**PROBLEM STATEMENT**:
Locate and copy all lines bearing the word "this".

========================================================================

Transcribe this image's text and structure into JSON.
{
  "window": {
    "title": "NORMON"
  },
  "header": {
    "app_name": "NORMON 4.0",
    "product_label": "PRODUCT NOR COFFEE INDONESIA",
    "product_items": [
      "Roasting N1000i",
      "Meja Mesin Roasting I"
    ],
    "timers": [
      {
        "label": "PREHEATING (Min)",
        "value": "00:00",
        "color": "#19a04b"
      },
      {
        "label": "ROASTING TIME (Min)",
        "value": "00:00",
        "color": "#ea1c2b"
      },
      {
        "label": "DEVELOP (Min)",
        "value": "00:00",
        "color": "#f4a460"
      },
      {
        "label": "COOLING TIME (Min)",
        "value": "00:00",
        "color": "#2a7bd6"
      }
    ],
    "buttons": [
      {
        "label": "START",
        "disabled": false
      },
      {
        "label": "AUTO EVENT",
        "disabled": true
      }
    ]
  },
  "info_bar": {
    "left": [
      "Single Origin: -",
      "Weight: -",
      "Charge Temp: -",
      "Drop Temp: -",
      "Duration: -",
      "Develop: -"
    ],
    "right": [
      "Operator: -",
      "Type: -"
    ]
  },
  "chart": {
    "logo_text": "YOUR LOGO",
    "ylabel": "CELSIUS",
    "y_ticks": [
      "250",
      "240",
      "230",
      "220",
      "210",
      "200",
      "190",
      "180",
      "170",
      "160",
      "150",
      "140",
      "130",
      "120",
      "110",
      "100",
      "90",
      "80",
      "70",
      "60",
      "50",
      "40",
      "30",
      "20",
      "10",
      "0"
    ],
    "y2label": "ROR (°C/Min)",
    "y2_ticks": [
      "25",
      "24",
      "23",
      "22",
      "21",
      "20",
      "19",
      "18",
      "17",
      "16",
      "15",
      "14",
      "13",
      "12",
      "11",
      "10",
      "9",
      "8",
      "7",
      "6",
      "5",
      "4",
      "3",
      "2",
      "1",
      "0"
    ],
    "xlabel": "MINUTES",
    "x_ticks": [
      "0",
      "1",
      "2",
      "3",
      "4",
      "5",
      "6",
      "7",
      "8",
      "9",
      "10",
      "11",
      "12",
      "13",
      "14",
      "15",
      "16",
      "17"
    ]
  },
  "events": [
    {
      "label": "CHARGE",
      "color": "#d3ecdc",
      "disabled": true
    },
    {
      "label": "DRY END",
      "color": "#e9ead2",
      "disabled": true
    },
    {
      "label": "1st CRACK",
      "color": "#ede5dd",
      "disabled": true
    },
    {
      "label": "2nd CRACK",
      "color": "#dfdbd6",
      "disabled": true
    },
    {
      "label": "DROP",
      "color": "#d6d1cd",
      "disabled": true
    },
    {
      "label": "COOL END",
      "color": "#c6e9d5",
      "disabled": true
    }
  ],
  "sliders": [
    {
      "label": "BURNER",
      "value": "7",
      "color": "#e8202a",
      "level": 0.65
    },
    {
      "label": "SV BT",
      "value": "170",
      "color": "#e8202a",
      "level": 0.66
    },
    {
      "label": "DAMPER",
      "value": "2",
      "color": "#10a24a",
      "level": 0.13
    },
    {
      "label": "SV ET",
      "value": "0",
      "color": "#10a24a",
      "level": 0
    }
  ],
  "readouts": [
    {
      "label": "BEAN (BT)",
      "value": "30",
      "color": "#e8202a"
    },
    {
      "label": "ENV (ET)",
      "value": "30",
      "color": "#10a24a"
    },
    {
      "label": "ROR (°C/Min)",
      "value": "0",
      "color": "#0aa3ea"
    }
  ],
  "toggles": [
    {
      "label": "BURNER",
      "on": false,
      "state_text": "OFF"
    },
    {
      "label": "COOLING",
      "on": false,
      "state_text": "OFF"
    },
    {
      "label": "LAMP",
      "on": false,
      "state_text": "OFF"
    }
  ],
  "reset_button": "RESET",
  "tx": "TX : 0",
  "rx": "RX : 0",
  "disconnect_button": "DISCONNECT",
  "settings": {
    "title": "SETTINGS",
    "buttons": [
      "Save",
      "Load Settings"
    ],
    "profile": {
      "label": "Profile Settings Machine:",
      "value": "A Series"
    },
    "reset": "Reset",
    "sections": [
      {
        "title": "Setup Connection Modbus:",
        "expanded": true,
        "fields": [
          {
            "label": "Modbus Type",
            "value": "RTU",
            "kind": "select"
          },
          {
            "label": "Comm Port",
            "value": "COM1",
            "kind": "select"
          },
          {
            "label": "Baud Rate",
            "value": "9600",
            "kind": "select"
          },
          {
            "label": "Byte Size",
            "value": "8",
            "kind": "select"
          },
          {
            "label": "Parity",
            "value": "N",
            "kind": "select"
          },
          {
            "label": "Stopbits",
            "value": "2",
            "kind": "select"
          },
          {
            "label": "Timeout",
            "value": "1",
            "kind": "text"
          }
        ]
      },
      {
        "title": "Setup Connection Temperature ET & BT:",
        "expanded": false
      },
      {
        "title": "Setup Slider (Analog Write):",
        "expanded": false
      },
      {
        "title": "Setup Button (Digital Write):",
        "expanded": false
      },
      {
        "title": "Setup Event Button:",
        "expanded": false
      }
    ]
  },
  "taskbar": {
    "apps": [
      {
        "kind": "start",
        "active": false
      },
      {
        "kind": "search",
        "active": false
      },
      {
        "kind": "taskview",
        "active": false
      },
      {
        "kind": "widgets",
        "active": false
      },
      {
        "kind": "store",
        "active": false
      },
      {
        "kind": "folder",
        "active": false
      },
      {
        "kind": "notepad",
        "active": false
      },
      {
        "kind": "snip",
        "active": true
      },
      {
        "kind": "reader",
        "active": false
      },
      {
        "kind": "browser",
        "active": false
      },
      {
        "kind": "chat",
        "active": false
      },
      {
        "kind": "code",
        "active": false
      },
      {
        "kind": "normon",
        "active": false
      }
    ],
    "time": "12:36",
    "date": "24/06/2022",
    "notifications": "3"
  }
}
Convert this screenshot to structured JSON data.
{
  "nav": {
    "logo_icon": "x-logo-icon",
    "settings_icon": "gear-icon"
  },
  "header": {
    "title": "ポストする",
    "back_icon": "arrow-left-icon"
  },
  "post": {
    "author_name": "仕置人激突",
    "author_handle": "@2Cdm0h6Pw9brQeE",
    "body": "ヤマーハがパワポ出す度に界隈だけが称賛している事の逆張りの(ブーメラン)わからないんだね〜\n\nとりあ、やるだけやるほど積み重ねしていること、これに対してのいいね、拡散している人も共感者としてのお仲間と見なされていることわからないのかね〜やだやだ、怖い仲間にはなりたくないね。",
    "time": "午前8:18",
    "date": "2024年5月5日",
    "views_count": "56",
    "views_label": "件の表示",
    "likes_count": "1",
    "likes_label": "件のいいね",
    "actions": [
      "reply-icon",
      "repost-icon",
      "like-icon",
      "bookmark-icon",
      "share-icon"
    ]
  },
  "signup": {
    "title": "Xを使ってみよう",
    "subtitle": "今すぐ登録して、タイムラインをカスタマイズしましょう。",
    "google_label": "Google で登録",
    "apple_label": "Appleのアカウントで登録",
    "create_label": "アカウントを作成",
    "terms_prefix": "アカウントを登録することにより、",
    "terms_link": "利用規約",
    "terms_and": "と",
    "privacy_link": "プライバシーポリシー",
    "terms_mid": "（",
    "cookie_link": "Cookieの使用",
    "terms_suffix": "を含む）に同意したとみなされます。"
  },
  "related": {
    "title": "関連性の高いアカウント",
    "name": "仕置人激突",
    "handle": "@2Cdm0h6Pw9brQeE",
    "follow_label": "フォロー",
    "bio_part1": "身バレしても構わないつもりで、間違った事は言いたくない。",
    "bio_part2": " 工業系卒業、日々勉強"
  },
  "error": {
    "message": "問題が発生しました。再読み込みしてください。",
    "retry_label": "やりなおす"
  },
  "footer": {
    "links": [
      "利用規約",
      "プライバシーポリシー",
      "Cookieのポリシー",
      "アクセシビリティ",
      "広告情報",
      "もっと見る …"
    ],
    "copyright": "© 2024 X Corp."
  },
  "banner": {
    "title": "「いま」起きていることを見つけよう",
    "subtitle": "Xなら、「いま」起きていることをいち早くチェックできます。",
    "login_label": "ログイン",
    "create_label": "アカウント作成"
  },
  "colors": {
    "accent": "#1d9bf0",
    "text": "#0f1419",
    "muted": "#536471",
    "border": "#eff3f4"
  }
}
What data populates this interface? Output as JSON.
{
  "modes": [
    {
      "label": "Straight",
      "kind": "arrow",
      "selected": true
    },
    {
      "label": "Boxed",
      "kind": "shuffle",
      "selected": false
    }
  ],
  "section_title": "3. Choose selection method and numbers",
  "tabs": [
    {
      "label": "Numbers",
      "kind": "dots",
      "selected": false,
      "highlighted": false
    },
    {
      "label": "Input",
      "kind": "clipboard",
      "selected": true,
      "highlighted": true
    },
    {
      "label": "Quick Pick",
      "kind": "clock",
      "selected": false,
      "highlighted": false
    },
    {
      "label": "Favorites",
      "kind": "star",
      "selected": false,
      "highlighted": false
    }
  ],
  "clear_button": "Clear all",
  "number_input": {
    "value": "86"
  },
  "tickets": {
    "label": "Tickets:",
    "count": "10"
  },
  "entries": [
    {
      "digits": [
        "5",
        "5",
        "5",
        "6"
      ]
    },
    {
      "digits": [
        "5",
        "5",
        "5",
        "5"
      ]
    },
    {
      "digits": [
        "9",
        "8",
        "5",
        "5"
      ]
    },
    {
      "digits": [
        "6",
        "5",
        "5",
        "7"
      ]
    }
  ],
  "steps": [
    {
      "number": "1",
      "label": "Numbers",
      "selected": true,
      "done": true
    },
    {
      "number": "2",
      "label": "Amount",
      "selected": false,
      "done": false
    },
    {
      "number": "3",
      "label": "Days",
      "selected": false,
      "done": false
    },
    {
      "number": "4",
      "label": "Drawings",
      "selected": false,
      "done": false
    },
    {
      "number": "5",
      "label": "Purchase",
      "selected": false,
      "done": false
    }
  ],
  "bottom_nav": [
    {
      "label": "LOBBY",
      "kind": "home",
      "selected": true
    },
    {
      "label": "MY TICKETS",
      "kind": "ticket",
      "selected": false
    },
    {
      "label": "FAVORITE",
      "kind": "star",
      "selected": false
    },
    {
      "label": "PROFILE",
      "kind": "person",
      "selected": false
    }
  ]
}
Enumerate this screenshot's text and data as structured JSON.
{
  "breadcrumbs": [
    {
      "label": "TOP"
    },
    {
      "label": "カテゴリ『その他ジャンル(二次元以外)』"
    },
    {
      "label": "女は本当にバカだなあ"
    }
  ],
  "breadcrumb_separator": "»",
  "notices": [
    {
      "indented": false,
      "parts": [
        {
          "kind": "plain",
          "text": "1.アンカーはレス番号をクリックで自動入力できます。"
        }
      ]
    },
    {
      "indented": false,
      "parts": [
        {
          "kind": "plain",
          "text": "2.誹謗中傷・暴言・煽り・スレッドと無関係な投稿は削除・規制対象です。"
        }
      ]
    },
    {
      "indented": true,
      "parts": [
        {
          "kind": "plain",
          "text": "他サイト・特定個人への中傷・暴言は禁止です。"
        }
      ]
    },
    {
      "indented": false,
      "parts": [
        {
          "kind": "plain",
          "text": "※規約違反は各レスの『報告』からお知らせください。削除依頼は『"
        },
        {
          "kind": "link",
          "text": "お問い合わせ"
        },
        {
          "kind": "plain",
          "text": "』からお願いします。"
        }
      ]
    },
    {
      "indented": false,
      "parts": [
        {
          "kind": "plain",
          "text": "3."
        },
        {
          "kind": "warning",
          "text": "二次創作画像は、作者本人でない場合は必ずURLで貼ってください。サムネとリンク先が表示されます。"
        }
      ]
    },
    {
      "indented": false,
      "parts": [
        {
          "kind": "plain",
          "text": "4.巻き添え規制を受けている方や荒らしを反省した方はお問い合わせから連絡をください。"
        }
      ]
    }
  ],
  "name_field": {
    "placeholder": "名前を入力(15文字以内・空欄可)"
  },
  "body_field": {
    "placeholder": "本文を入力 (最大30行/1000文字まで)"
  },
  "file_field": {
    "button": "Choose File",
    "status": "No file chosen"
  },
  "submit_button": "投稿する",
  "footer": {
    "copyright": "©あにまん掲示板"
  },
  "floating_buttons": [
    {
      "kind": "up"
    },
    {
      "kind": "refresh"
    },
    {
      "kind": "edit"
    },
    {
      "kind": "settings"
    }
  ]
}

========================================================================

**REPLY**:
Transcribe this image's text and structure into JSON.
Convert this screenshot to structured JSON data.
What data populates this interface? Output as JSON.
Enumerate this screenshot's text and data as structured JSON.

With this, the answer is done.